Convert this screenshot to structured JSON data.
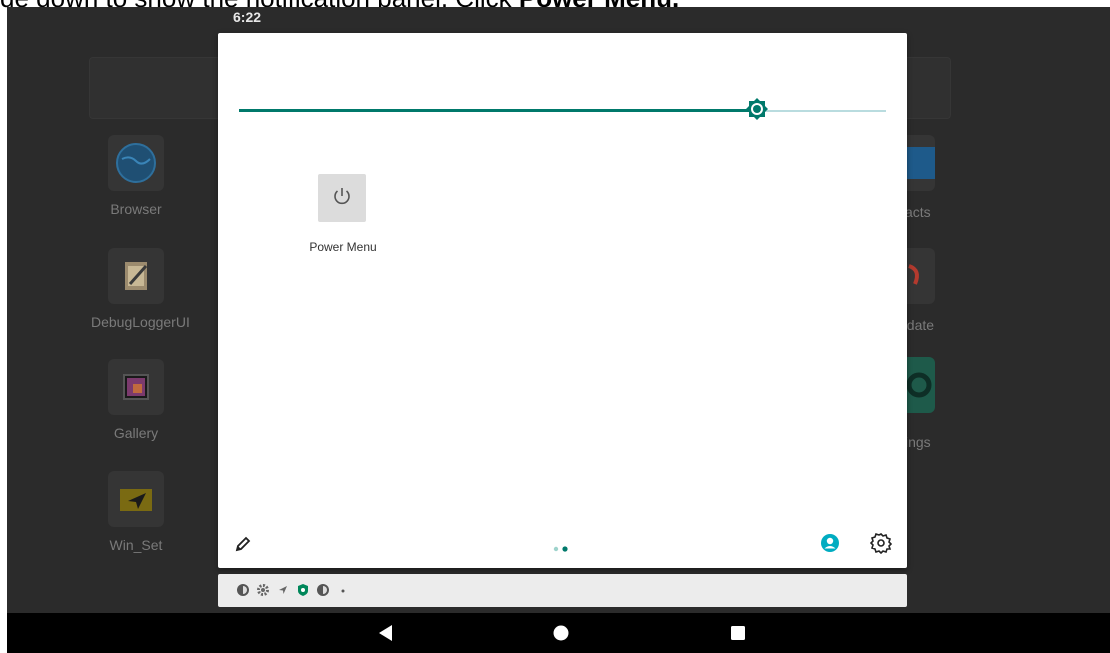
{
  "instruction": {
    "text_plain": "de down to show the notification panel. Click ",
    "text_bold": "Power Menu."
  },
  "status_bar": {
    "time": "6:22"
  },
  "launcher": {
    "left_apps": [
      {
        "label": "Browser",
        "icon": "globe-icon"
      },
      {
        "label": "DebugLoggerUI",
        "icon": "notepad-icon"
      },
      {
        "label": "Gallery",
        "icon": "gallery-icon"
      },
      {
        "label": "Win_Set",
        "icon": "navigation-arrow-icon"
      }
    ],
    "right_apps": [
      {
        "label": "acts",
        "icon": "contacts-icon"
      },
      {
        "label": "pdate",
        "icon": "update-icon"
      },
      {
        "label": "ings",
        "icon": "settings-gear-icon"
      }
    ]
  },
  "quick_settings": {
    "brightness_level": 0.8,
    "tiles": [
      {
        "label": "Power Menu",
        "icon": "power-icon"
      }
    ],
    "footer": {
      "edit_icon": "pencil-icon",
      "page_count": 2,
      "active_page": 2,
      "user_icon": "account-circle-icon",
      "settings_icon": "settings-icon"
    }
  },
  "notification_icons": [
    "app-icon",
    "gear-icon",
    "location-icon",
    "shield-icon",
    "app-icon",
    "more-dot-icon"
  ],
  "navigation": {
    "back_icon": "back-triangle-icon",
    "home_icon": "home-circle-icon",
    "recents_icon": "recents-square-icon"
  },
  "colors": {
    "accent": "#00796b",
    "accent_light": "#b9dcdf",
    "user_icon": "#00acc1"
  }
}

● ● ● ●

Give only the number of lines in the data that include the string "Menu".

> **Solution below**:
2